§ **TASK DETAILS**
Only the number is wanted: how many lines contain the string "через"?

Dataset entries:

- - -

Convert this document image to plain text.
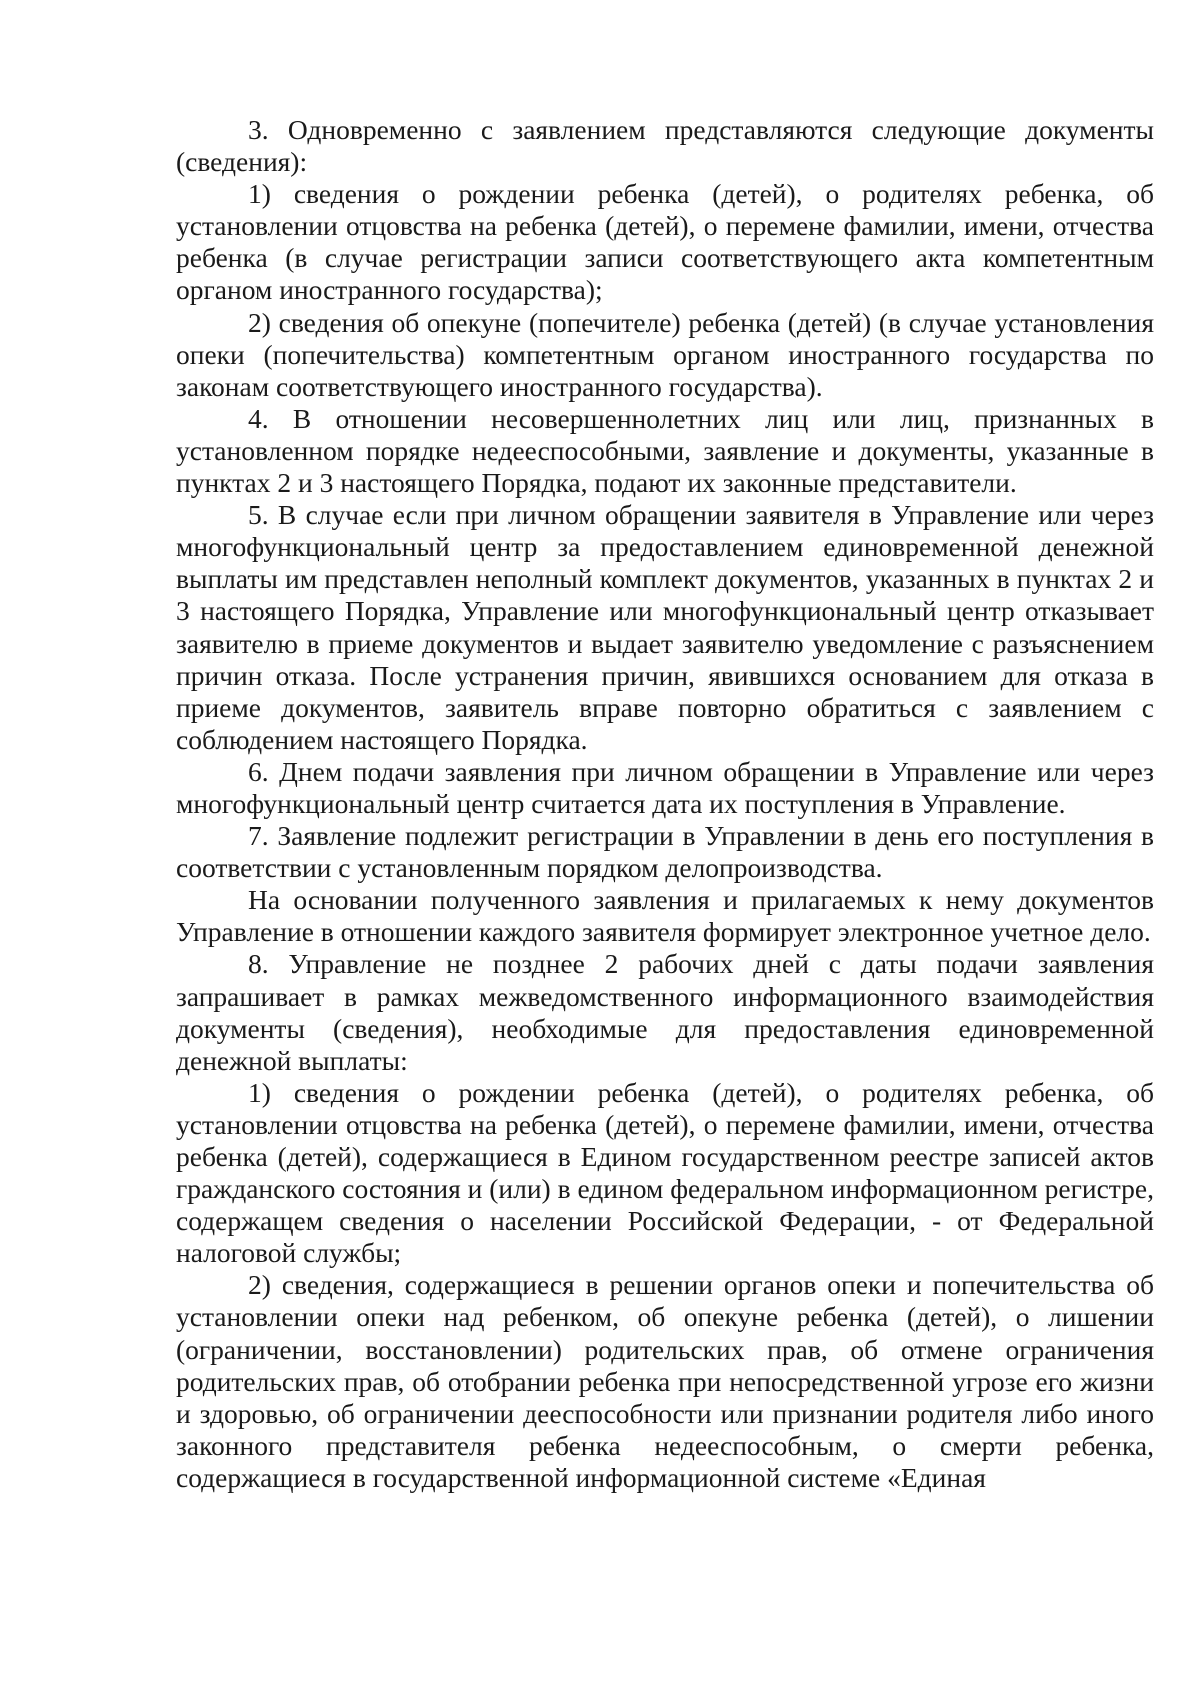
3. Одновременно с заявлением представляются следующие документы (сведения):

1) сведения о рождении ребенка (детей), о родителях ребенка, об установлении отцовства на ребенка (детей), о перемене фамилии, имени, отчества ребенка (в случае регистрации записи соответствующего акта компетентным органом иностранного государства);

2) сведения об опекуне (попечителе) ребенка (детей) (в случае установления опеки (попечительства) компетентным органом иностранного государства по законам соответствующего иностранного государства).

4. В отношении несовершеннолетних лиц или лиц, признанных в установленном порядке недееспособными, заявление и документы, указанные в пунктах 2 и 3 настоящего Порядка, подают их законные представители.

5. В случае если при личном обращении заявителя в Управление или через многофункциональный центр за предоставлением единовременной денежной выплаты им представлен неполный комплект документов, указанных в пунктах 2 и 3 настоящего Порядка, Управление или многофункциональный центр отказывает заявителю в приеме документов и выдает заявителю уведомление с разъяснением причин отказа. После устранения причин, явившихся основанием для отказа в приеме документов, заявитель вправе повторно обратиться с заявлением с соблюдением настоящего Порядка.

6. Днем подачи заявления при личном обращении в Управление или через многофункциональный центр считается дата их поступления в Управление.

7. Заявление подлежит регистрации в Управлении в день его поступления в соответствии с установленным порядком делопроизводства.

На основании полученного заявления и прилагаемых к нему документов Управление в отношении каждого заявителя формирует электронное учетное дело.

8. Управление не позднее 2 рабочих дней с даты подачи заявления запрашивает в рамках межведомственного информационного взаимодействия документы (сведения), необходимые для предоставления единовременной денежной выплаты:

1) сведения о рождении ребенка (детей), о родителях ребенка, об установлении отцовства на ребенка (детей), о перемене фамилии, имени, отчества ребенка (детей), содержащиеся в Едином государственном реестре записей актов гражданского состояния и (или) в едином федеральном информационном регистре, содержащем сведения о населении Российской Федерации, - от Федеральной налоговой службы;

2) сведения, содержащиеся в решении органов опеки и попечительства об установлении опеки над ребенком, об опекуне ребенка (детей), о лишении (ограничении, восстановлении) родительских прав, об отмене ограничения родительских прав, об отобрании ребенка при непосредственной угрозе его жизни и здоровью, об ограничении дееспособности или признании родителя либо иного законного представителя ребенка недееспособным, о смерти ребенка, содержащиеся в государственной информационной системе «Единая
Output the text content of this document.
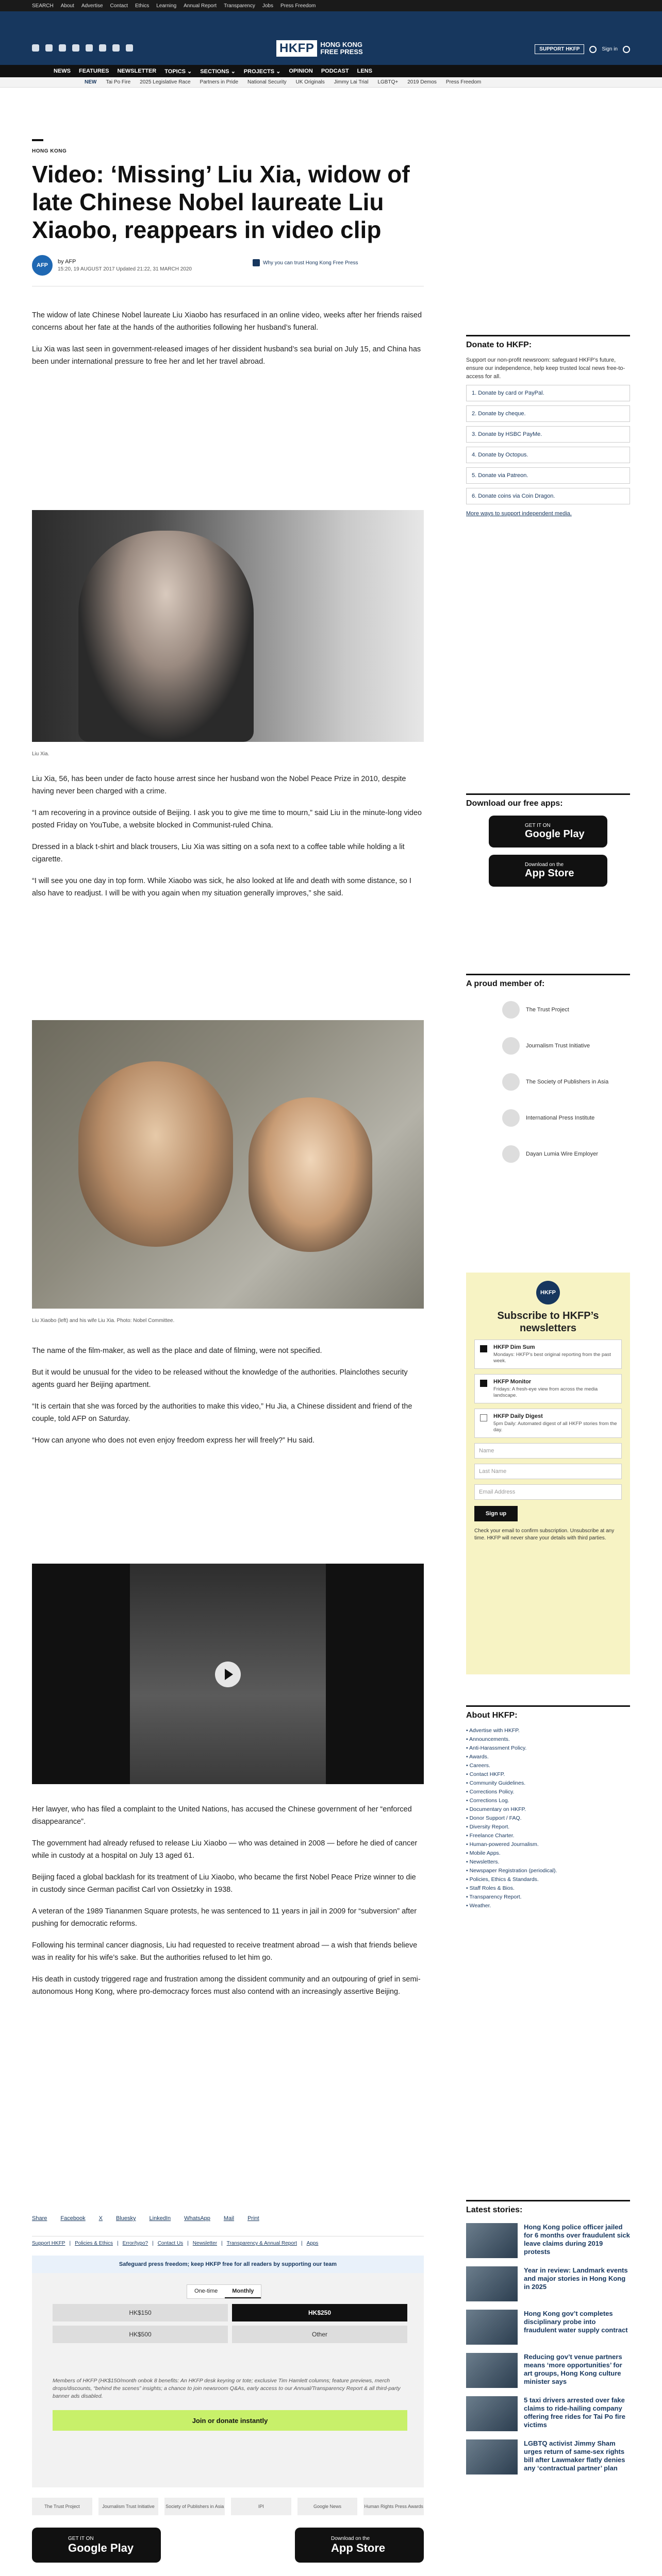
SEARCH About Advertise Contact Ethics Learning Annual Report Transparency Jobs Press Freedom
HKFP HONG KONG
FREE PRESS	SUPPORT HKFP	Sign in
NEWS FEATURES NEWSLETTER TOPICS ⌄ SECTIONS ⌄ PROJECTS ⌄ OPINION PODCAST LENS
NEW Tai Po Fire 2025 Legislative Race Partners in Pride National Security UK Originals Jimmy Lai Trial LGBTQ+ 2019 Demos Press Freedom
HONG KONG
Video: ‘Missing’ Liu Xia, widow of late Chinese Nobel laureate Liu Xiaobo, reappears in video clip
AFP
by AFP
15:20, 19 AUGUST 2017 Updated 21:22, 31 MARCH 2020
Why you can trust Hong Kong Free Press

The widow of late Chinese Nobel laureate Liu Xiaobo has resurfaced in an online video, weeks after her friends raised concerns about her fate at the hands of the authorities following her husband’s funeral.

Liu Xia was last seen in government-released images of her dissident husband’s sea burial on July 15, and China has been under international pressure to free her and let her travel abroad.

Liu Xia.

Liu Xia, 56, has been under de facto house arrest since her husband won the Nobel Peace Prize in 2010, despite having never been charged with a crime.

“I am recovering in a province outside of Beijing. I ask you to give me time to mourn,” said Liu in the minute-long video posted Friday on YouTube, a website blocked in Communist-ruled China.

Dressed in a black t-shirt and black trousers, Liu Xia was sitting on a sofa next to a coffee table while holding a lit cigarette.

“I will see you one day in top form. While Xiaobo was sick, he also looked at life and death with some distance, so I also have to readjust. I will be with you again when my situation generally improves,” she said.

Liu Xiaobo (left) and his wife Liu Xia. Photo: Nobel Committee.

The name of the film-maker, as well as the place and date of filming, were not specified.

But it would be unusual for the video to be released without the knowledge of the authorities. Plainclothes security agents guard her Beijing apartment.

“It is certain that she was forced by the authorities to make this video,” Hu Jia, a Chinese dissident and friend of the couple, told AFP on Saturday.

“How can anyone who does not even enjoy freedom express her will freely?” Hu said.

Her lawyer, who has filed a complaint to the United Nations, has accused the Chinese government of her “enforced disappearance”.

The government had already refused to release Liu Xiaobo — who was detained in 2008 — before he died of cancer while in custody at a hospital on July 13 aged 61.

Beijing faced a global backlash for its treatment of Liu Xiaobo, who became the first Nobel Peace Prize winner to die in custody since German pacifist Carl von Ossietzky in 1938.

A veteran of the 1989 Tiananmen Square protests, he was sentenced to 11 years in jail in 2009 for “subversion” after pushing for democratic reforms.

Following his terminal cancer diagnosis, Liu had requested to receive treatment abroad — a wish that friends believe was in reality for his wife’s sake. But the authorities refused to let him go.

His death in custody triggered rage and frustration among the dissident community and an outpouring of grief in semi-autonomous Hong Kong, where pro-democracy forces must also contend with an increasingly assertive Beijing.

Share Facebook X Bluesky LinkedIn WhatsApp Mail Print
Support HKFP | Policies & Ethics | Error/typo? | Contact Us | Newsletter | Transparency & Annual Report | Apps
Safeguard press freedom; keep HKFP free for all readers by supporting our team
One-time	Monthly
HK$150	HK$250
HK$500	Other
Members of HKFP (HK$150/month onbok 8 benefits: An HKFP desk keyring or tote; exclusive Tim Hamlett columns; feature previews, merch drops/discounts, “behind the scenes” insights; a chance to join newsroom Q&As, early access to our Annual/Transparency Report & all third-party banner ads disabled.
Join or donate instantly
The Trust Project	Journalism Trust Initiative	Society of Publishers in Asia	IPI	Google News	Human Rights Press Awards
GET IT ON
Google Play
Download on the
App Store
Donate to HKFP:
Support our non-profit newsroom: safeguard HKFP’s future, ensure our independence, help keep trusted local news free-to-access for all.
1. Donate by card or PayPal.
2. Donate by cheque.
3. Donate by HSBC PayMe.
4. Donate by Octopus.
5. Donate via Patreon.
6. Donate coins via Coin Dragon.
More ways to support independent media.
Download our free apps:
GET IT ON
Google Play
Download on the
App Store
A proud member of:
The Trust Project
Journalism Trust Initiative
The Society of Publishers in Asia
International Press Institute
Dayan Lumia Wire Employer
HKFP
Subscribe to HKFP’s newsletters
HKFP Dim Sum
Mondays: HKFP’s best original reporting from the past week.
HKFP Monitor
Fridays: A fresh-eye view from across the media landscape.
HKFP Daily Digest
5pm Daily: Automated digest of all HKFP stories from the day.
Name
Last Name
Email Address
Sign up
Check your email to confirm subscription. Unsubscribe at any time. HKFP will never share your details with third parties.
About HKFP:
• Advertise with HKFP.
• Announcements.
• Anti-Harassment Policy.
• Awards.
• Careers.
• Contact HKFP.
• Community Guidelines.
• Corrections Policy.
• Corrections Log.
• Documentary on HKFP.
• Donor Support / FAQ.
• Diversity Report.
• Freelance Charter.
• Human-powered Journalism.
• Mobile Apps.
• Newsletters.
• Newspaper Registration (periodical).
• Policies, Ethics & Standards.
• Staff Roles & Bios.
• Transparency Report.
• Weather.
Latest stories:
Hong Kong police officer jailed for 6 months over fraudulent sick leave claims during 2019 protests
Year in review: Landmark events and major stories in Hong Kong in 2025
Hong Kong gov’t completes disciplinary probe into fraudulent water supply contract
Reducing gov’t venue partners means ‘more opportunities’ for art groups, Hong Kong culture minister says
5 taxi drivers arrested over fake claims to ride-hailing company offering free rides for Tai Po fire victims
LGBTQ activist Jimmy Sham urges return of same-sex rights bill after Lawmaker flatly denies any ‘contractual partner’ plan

- - -

§ **COMPLETE ANSWER**
2